Render the data below as a numbered list with one line per entry, omitting any blank lines and leaving out the pictures.
***** DATA ROWS *****
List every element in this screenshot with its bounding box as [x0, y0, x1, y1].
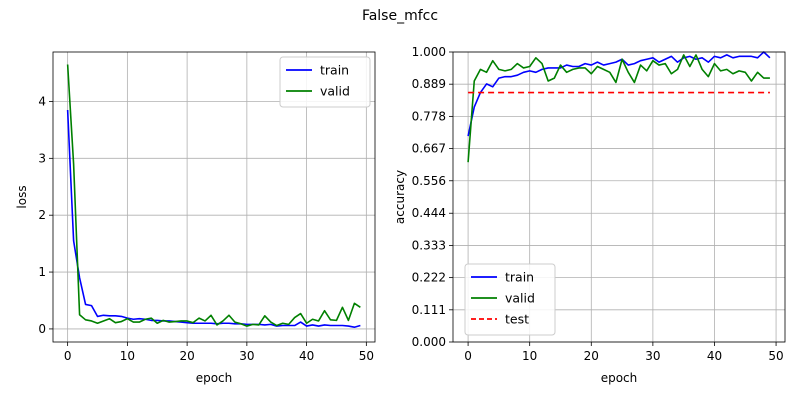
- axes-frame: [452, 51, 786, 343]
- legend-label-valid: valid: [320, 84, 350, 99]
- x-tick-label: 20: [179, 349, 194, 363]
- legend-label-train: train: [505, 270, 534, 285]
- series-line-train: [66, 109, 361, 329]
- legend-label-train: train: [320, 63, 349, 78]
- y-tick-label: 0.222: [412, 271, 446, 285]
- legend-label-valid: valid: [505, 291, 535, 306]
- y-axis-label: accuracy: [393, 170, 407, 224]
- x-tick-label: 50: [359, 349, 374, 363]
- x-tick-label: 50: [768, 349, 783, 363]
- y-axis-label: loss: [15, 185, 29, 208]
- y-tick-label: 0.111: [412, 303, 446, 317]
- subplot-1: 0 10 20 30 40 50 0 1 2 3 4 epoch loss train valid: [15, 51, 376, 385]
- legend: train valid test: [464, 263, 556, 336]
- series-line-valid: [467, 54, 770, 163]
- x-tick-label: 40: [299, 349, 314, 363]
- x-axis-label: epoch: [601, 371, 638, 385]
- y-tick-label: 0.889: [412, 77, 446, 91]
- y-tick-label: 1.000: [412, 45, 446, 59]
- legend: train valid: [279, 56, 371, 108]
- y-tick-label: 0.556: [412, 174, 446, 188]
- y-tick-label: 4: [38, 94, 46, 108]
- x-tick-label: 0: [64, 349, 72, 363]
- y-tick-label: 0.000: [412, 335, 446, 349]
- y-tick-label: 0.778: [412, 109, 446, 123]
- figure-title: False_mfcc: [362, 8, 438, 24]
- y-tick-label: 1: [38, 265, 46, 279]
- x-tick-label: 30: [645, 349, 660, 363]
- y-tick-label: 0: [38, 322, 46, 336]
- legend-box: [464, 263, 556, 336]
- legend-label-test: test: [505, 312, 529, 327]
- x-tick-label: 10: [522, 349, 537, 363]
- x-tick-label: 40: [707, 349, 722, 363]
- subplot-2: 0 10 20 30 40 50 0.000 0.111 0.222 0.333 0.444 0.55…: [393, 45, 786, 385]
- series-line-valid: [66, 64, 361, 327]
- subplots: 0 10 20 30 40 50 0 1 2 3 4 epoch loss train valid 0 10 20…: [15, 45, 786, 385]
- x-axis-label: epoch: [196, 371, 233, 385]
- x-tick-label: 10: [120, 349, 135, 363]
- y-tick-label: 2: [38, 208, 46, 222]
- y-tick-label: 0.667: [412, 142, 446, 156]
- x-tick-label: 20: [584, 349, 599, 363]
- x-tick-label: 30: [239, 349, 254, 363]
- axes-frame: [52, 51, 376, 343]
- x-tick-label: 0: [464, 349, 472, 363]
- y-tick-label: 0.333: [412, 238, 446, 252]
- y-tick-label: 0.444: [412, 206, 446, 220]
- series-line-train: [467, 51, 771, 137]
- y-tick-label: 3: [38, 151, 46, 165]
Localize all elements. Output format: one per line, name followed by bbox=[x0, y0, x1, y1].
*****
## [EXERCISE SOLUTION]
1. List every element in this screenshot with its bounding box as [x0, y0, x1, y1].
2. - axes-frame: [452, 51, 786, 343]
3. - legend-label-valid: valid: [320, 84, 350, 99]
4. - x-tick-label: 20: [179, 349, 194, 363]
5. - legend-label-train: train: [505, 270, 534, 285]
6. - series-line-train: [66, 109, 361, 329]
7. - legend-label-train: train: [320, 63, 349, 78]
8. - y-tick-label: 0.222: [412, 271, 446, 285]
9. - legend-label-valid: valid: [505, 291, 535, 306]
10. - y-axis-label: accuracy: [393, 170, 407, 224]
11. - x-tick-label: 50: [359, 349, 374, 363]
12. - x-tick-label: 50: [768, 349, 783, 363]
13. - y-axis-label: loss: [15, 185, 29, 208]
14. - y-tick-label: 0.111: [412, 303, 446, 317]
15. - subplot-1: 0 10 20 30 40 50 0 1 2 3 4 epoch loss train valid: [15, 51, 376, 385]
16. - legend: train valid test: [464, 263, 556, 336]
17. - series-line-valid: [467, 54, 770, 163]
18. - x-tick-label: 40: [299, 349, 314, 363]
19. - x-axis-label: epoch: [601, 371, 638, 385]
20. - y-tick-label: 0.889: [412, 77, 446, 91]
21. - y-tick-label: 1.000: [412, 45, 446, 59]
22. - legend: train valid: [279, 56, 371, 108]
23. - y-tick-label: 0.556: [412, 174, 446, 188]
24. - y-tick-label: 4: [38, 94, 46, 108]
25. - x-tick-label: 0: [64, 349, 72, 363]
26. - y-tick-label: 0.000: [412, 335, 446, 349]
27. - y-tick-label: 0.778: [412, 109, 446, 123]
28. - figure-title: False_mfcc: [362, 8, 438, 24]
29. - y-tick-label: 1: [38, 265, 46, 279]
30. - x-tick-label: 30: [645, 349, 660, 363]
31. - y-tick-label: 0: [38, 322, 46, 336]
32. - legend-box: [464, 263, 556, 336]
33. - legend-label-test: test: [505, 312, 529, 327]
34. - x-tick-label: 10: [522, 349, 537, 363]
35. - x-tick-label: 40: [707, 349, 722, 363]
36. - subplot-2: 0 10 20 30 40 50 0.000 0.111 0.222 0.333 0.444 0.55…: [393, 45, 786, 385]
37. - series-line-valid: [66, 64, 361, 327]
38. - subplots: 0 10 20 30 40 50 0 1 2 3 4 epoch loss train valid 0 10 20…: [15, 45, 786, 385]
39. - x-axis-label: epoch: [196, 371, 233, 385]
40. - x-tick-label: 10: [120, 349, 135, 363]
41. - y-tick-label: 2: [38, 208, 46, 222]
42. - y-tick-label: 0.667: [412, 142, 446, 156]
43. - x-tick-label: 20: [584, 349, 599, 363]
44. - x-tick-label: 30: [239, 349, 254, 363]
45. - axes-frame: [52, 51, 376, 343]
46. - x-tick-label: 0: [464, 349, 472, 363]
47. - y-tick-label: 0.333: [412, 238, 446, 252]
48. - y-tick-label: 0.444: [412, 206, 446, 220]
49. - series-line-train: [467, 51, 771, 137]
50. - y-tick-label: 3: [38, 151, 46, 165]
51. Localize all elements. Output format: one per line, name followed by bbox=[x0, y0, x1, y1].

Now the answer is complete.